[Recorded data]
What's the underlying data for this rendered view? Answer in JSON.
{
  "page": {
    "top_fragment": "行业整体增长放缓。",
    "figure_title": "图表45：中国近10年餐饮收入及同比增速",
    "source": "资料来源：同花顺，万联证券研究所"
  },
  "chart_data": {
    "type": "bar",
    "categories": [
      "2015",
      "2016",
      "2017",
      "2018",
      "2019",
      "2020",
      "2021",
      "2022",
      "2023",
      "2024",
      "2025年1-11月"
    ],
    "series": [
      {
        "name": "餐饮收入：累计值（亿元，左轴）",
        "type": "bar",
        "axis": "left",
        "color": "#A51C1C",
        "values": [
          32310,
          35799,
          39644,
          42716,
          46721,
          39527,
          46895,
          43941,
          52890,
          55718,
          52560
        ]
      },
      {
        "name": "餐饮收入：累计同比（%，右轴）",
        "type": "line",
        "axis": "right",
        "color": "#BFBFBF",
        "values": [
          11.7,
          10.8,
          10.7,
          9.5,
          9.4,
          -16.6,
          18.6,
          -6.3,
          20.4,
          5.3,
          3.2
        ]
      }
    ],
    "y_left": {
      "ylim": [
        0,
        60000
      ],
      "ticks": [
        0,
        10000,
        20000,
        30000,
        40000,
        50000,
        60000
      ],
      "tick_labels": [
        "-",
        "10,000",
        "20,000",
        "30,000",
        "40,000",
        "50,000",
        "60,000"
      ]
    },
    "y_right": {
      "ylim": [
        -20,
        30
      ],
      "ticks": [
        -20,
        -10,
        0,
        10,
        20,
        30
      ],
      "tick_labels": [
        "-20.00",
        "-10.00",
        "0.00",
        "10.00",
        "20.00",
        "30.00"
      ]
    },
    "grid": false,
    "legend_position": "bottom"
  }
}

# Short problem:
Each record must be repeated exactly as it is.

# Answer to this exercise:
What's the underlying data for this rendered view? Answer in JSON.
{
  "page": {
    "top_fragment": "行业整体增长放缓。",
    "figure_title": "图表45：中国近10年餐饮收入及同比增速",
    "source": "资料来源：同花顺，万联证券研究所"
  },
  "chart_data": {
    "type": "bar",
    "categories": [
      "2015",
      "2016",
      "2017",
      "2018",
      "2019",
      "2020",
      "2021",
      "2022",
      "2023",
      "2024",
      "2025年1-11月"
    ],
    "series": [
      {
        "name": "餐饮收入：累计值（亿元，左轴）",
        "type": "bar",
        "axis": "left",
        "color": "#A51C1C",
        "values": [
          32310,
          35799,
          39644,
          42716,
          46721,
          39527,
          46895,
          43941,
          52890,
          55718,
          52560
        ]
      },
      {
        "name": "餐饮收入：累计同比（%，右轴）",
        "type": "line",
        "axis": "right",
        "color": "#BFBFBF",
        "values": [
          11.7,
          10.8,
          10.7,
          9.5,
          9.4,
          -16.6,
          18.6,
          -6.3,
          20.4,
          5.3,
          3.2
        ]
      }
    ],
    "y_left": {
      "ylim": [
        0,
        60000
      ],
      "ticks": [
        0,
        10000,
        20000,
        30000,
        40000,
        50000,
        60000
      ],
      "tick_labels": [
        "-",
        "10,000",
        "20,000",
        "30,000",
        "40,000",
        "50,000",
        "60,000"
      ]
    },
    "y_right": {
      "ylim": [
        -20,
        30
      ],
      "ticks": [
        -20,
        -10,
        0,
        10,
        20,
        30
      ],
      "tick_labels": [
        "-20.00",
        "-10.00",
        "0.00",
        "10.00",
        "20.00",
        "30.00"
      ]
    },
    "grid": false,
    "legend_position": "bottom"
  }
}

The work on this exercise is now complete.